───── RECORDS FOR THIS EXERCISE

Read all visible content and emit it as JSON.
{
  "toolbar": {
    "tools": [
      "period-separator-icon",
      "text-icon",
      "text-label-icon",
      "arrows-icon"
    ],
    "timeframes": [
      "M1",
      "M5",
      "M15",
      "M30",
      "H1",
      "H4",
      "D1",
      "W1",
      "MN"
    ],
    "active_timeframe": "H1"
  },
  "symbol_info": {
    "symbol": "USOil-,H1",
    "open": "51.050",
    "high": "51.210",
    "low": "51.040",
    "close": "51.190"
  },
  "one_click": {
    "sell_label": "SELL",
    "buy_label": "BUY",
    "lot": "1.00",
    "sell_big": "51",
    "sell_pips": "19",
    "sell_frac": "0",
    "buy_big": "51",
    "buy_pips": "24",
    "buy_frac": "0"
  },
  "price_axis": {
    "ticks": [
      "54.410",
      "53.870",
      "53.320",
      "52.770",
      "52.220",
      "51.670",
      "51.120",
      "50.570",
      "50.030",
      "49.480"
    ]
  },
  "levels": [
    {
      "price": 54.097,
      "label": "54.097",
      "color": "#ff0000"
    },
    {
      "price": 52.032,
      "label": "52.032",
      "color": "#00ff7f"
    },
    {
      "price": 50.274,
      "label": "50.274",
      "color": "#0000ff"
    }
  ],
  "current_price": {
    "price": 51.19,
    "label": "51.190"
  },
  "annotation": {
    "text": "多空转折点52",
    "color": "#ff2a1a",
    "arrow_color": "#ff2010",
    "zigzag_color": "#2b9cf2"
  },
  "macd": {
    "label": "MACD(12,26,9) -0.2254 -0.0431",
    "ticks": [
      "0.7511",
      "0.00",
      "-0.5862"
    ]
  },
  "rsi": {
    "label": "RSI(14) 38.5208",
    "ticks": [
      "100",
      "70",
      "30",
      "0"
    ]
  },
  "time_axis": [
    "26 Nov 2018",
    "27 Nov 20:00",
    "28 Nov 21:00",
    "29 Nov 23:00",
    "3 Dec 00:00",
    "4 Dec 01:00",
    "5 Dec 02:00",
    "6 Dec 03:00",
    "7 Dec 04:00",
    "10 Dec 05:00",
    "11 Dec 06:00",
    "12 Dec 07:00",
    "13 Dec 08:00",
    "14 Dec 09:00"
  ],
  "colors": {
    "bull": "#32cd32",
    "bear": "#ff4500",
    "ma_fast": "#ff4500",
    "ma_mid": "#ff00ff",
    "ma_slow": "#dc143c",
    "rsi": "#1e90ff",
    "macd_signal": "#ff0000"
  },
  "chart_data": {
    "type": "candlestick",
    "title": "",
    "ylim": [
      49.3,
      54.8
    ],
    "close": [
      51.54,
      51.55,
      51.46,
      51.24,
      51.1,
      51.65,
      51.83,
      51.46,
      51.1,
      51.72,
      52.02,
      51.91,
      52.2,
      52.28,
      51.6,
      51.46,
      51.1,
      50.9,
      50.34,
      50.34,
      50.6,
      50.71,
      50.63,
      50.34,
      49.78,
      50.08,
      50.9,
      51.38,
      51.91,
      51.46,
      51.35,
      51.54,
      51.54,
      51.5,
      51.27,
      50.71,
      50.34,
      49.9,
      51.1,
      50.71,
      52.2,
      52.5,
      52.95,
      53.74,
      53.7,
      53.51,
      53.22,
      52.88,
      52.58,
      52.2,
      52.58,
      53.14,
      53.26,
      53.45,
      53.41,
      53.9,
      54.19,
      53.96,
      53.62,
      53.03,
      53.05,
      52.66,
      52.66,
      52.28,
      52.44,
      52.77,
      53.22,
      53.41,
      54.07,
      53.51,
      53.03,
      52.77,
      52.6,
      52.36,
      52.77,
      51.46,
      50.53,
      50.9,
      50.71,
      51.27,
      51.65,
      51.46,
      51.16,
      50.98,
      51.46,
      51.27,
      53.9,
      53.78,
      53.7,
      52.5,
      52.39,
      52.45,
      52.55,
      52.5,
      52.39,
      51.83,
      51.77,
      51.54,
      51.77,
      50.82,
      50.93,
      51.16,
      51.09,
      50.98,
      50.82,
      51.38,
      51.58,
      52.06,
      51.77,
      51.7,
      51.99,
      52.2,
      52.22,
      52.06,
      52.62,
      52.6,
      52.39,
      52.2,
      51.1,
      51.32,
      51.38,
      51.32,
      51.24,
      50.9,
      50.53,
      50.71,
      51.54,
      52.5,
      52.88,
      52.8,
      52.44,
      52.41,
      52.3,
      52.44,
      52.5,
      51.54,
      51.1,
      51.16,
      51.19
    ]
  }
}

──────────

SET EXERCISE> Every record shown above should be written out again exactly.

FULL RESPONSE>
Read all visible content and emit it as JSON.
{
  "toolbar": {
    "tools": [
      "period-separator-icon",
      "text-icon",
      "text-label-icon",
      "arrows-icon"
    ],
    "timeframes": [
      "M1",
      "M5",
      "M15",
      "M30",
      "H1",
      "H4",
      "D1",
      "W1",
      "MN"
    ],
    "active_timeframe": "H1"
  },
  "symbol_info": {
    "symbol": "USOil-,H1",
    "open": "51.050",
    "high": "51.210",
    "low": "51.040",
    "close": "51.190"
  },
  "one_click": {
    "sell_label": "SELL",
    "buy_label": "BUY",
    "lot": "1.00",
    "sell_big": "51",
    "sell_pips": "19",
    "sell_frac": "0",
    "buy_big": "51",
    "buy_pips": "24",
    "buy_frac": "0"
  },
  "price_axis": {
    "ticks": [
      "54.410",
      "53.870",
      "53.320",
      "52.770",
      "52.220",
      "51.670",
      "51.120",
      "50.570",
      "50.030",
      "49.480"
    ]
  },
  "levels": [
    {
      "price": 54.097,
      "label": "54.097",
      "color": "#ff0000"
    },
    {
      "price": 52.032,
      "label": "52.032",
      "color": "#00ff7f"
    },
    {
      "price": 50.274,
      "label": "50.274",
      "color": "#0000ff"
    }
  ],
  "current_price": {
    "price": 51.19,
    "label": "51.190"
  },
  "annotation": {
    "text": "多空转折点52",
    "color": "#ff2a1a",
    "arrow_color": "#ff2010",
    "zigzag_color": "#2b9cf2"
  },
  "macd": {
    "label": "MACD(12,26,9) -0.2254 -0.0431",
    "ticks": [
      "0.7511",
      "0.00",
      "-0.5862"
    ]
  },
  "rsi": {
    "label": "RSI(14) 38.5208",
    "ticks": [
      "100",
      "70",
      "30",
      "0"
    ]
  },
  "time_axis": [
    "26 Nov 2018",
    "27 Nov 20:00",
    "28 Nov 21:00",
    "29 Nov 23:00",
    "3 Dec 00:00",
    "4 Dec 01:00",
    "5 Dec 02:00",
    "6 Dec 03:00",
    "7 Dec 04:00",
    "10 Dec 05:00",
    "11 Dec 06:00",
    "12 Dec 07:00",
    "13 Dec 08:00",
    "14 Dec 09:00"
  ],
  "colors": {
    "bull": "#32cd32",
    "bear": "#ff4500",
    "ma_fast": "#ff4500",
    "ma_mid": "#ff00ff",
    "ma_slow": "#dc143c",
    "rsi": "#1e90ff",
    "macd_signal": "#ff0000"
  },
  "chart_data": {
    "type": "candlestick",
    "title": "",
    "ylim": [
      49.3,
      54.8
    ],
    "close": [
      51.54,
      51.55,
      51.46,
      51.24,
      51.1,
      51.65,
      51.83,
      51.46,
      51.1,
      51.72,
      52.02,
      51.91,
      52.2,
      52.28,
      51.6,
      51.46,
      51.1,
      50.9,
      50.34,
      50.34,
      50.6,
      50.71,
      50.63,
      50.34,
      49.78,
      50.08,
      50.9,
      51.38,
      51.91,
      51.46,
      51.35,
      51.54,
      51.54,
      51.5,
      51.27,
      50.71,
      50.34,
      49.9,
      51.1,
      50.71,
      52.2,
      52.5,
      52.95,
      53.74,
      53.7,
      53.51,
      53.22,
      52.88,
      52.58,
      52.2,
      52.58,
      53.14,
      53.26,
      53.45,
      53.41,
      53.9,
      54.19,
      53.96,
      53.62,
      53.03,
      53.05,
      52.66,
      52.66,
      52.28,
      52.44,
      52.77,
      53.22,
      53.41,
      54.07,
      53.51,
      53.03,
      52.77,
      52.6,
      52.36,
      52.77,
      51.46,
      50.53,
      50.9,
      50.71,
      51.27,
      51.65,
      51.46,
      51.16,
      50.98,
      51.46,
      51.27,
      53.9,
      53.78,
      53.7,
      52.5,
      52.39,
      52.45,
      52.55,
      52.5,
      52.39,
      51.83,
      51.77,
      51.54,
      51.77,
      50.82,
      50.93,
      51.16,
      51.09,
      50.98,
      50.82,
      51.38,
      51.58,
      52.06,
      51.77,
      51.7,
      51.99,
      52.2,
      52.22,
      52.06,
      52.62,
      52.6,
      52.39,
      52.2,
      51.1,
      51.32,
      51.38,
      51.32,
      51.24,
      50.9,
      50.53,
      50.71,
      51.54,
      52.5,
      52.88,
      52.8,
      52.44,
      52.41,
      52.3,
      52.44,
      52.5,
      51.54,
      51.1,
      51.16,
      51.19
    ]
  }
}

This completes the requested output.